The records that follow must be reproduced in full, exactly as written.

• **Entries**
--*--
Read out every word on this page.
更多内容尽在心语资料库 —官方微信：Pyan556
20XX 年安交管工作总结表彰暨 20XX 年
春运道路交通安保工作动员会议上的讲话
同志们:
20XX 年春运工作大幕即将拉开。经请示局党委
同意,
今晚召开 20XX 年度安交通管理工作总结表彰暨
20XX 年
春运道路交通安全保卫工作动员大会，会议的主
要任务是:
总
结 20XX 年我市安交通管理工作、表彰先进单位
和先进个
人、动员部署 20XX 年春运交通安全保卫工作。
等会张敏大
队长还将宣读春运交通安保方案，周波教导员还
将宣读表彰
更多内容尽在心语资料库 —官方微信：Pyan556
--*--
• **Complete output**
Read out every word on this page.
更多内容尽在心语资料库 —官方微信：Pyan556
20XX 年安交管工作总结表彰暨 20XX 年
春运道路交通安保工作动员会议上的讲话
同志们:
20XX 年春运工作大幕即将拉开。经请示局党委
同意,
今晚召开 20XX 年度安交通管理工作总结表彰暨
20XX 年
春运道路交通安全保卫工作动员大会，会议的主
要任务是:
总
结 20XX 年我市安交通管理工作、表彰先进单位
和先进个
人、动员部署 20XX 年春运交通安全保卫工作。
等会张敏大
队长还将宣读春运交通安保方案，周波教导员还
将宣读表彰
更多内容尽在心语资料库 —官方微信：Pyan556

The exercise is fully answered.